SUPPLIED INFORMATION |
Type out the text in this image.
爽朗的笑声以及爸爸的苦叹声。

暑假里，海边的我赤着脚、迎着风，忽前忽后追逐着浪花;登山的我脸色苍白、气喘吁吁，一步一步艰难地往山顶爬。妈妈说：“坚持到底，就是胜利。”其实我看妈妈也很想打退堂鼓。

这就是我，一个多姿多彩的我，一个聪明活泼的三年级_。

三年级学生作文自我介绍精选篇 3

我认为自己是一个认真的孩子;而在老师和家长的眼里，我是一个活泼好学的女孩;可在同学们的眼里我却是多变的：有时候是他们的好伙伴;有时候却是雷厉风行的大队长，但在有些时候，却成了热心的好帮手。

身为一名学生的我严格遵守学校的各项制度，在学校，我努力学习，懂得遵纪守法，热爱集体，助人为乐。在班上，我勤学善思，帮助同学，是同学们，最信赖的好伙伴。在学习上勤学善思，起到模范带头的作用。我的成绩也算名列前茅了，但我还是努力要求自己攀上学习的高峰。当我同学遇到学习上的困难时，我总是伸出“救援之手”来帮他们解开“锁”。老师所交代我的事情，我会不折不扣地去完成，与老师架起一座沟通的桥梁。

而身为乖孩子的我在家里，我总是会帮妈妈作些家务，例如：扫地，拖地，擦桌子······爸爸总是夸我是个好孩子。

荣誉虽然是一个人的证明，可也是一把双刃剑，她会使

TASK DESCRIPTION | Copy out each line above, character for character.

RESPONSE TO THE EXERCISE |
Type out the text in this image.
爽朗的笑声以及爸爸的苦叹声。

暑假里，海边的我赤着脚、迎着风，忽前忽后追逐着浪花;登山的我脸色苍白、气喘吁吁，一步一步艰难地往山顶爬。妈妈说：“坚持到底，就是胜利。”其实我看妈妈也很想打退堂鼓。

这就是我，一个多姿多彩的我，一个聪明活泼的三年级_。

三年级学生作文自我介绍精选篇 3

我认为自己是一个认真的孩子;而在老师和家长的眼里，我是一个活泼好学的女孩;可在同学们的眼里我却是多变的：有时候是他们的好伙伴;有时候却是雷厉风行的大队长，但在有些时候，却成了热心的好帮手。

身为一名学生的我严格遵守学校的各项制度，在学校，我努力学习，懂得遵纪守法，热爱集体，助人为乐。在班上，我勤学善思，帮助同学，是同学们，最信赖的好伙伴。在学习上勤学善思，起到模范带头的作用。我的成绩也算名列前茅了，但我还是努力要求自己攀上学习的高峰。当我同学遇到学习上的困难时，我总是伸出“救援之手”来帮他们解开“锁”。老师所交代我的事情，我会不折不扣地去完成，与老师架起一座沟通的桥梁。

而身为乖孩子的我在家里，我总是会帮妈妈作些家务，例如：扫地，拖地，擦桌子······爸爸总是夸我是个好孩子。

荣誉虽然是一个人的证明，可也是一把双刃剑，她会使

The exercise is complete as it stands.